DOCUMENT TEXT:
-- START --

Jordan Beswick ran out the front door, circled around to the back of his townhouse, waited, then ambushed a burglar trying to escape through a bedroom window. Citing Florida’s nebulous self-defense law, his lawyer claimed it was a righteous kill. Beswick stood his ground.
It happened last Monday evening. The Herald’s David Ovalle reported that Beswick, gun at the ready, surprised a burglar breaking into the northeast Miami-Dade townhouse where he lived with his mother. Beswick fired seven shots, chasing the unarmed intruder into a back bedroom.
It was then that Beswick stretched the definition of “standing” his ground. The 19-year-old ran around to the backyard, waited there in the dark for about three minutes, then let loose another volley — police say at least eight shots — when the burglar appeared in the rear window.
A petty criminal named Bryan Antonio DeJesus, 22, fell back into the bedroom, fatally shot.
Police charged Beswick with second degree murder. (Audrey Lewis, Beswick’s mother, told Ovalle on Saturday that their home had been broken into in August. She insisted that her son was protecting their property).
At his preliminary hearing on Thursday, Beswick’s defense lawyer argued that his client “had the absolute right to defend himself inside his own home.”
Except Beswick wasn’t actually “inside his own home” when the fatal shooting occurred. He didn’t pause to call the police. He fired the second round of gunshots at a burglar who, by then, seemed only intent on getting the hell out of there. The shooting hardly resembled what most states would classify as justifiable homicide.
But in Florida, Beswick just might have a plausible defense.
His lawyer, Gawane Grant, cited our infamous Stand Your Ground law, the 2005 revamp of the state’s self-defense law so loosely written that its interpretation seems to vary from county to county, courtroom to courtroom.
Under Stand Your Ground, the shooter is “presumed to have held a reasonable fear of imminent peril of death or great bodily harm” when: “The person against whom the defensive force was used was in the process of unlawfully and forcefully entering, or had unlawfully and forcibly entered, a dwelling, residence, or occupied vehicle.”

-- END --

REQUESTS:
1. From the column on the Beswick shooting, copy out word for word the stretch from "Except Beswick wasn’t" through "as justifiable homicide.".
2. According to the column on the Beswick shooting, how long did Beswick wait in the backyard before firing the second volley?

GIVEN MATERIAL:
-- START --

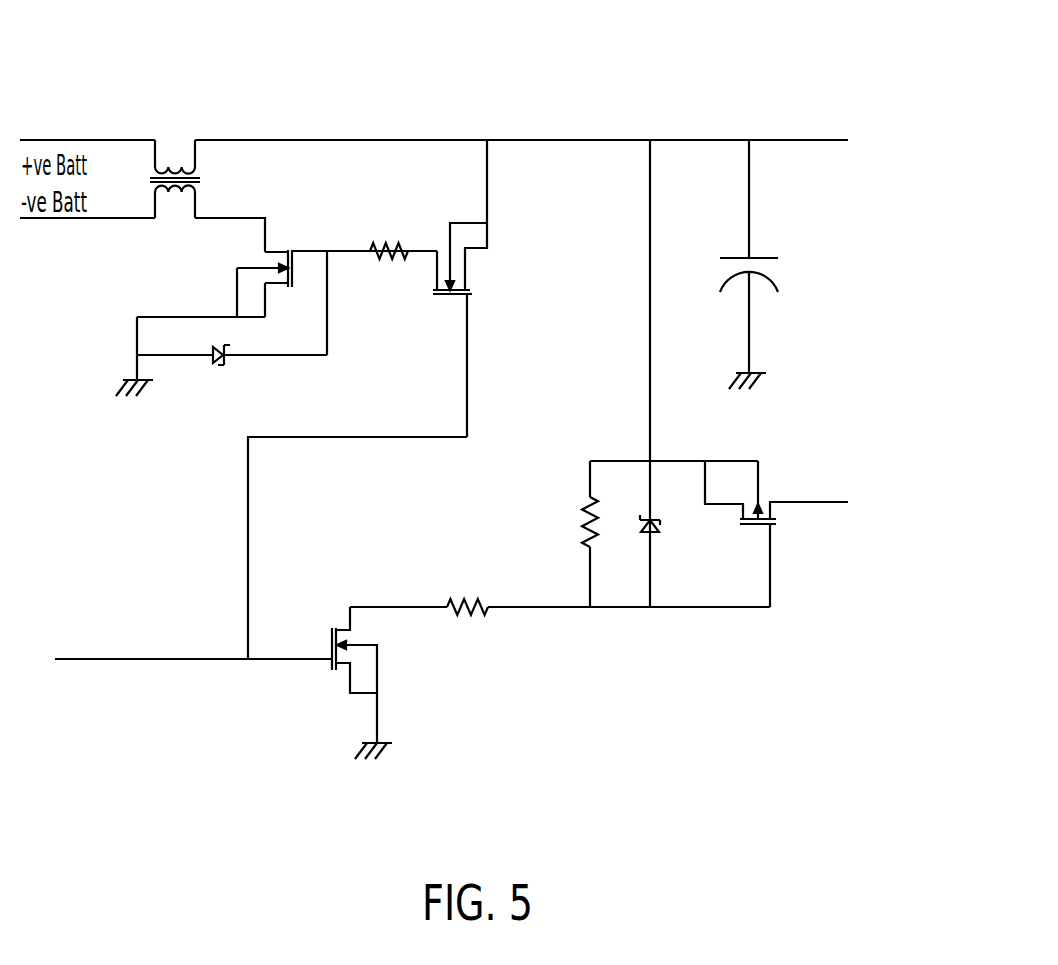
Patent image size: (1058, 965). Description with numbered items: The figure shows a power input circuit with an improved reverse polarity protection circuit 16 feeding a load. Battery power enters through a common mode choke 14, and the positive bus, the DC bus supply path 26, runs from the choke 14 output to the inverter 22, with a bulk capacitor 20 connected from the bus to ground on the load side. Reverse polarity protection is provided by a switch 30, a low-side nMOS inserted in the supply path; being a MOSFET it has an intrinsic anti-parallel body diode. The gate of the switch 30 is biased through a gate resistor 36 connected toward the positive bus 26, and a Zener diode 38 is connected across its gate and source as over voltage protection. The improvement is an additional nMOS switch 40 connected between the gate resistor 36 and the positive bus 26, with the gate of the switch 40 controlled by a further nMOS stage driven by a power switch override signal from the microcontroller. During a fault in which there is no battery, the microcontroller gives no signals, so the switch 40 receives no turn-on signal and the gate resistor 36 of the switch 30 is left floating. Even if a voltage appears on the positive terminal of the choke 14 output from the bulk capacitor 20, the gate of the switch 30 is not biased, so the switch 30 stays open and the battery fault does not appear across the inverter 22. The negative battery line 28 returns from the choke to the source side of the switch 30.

-- END --

SOLUTIONS FOR EACH TASK:
1.
Except Beswick wasn’t actually “inside his own home” when the fatal shooting occurred. He didn’t pause to call the police. He fired the second round of gunshots at a burglar who, by then, seemed only intent on getting the hell out of there. The shooting hardly resembled what most states would classify as justifiable homicide.

2. About three minutes.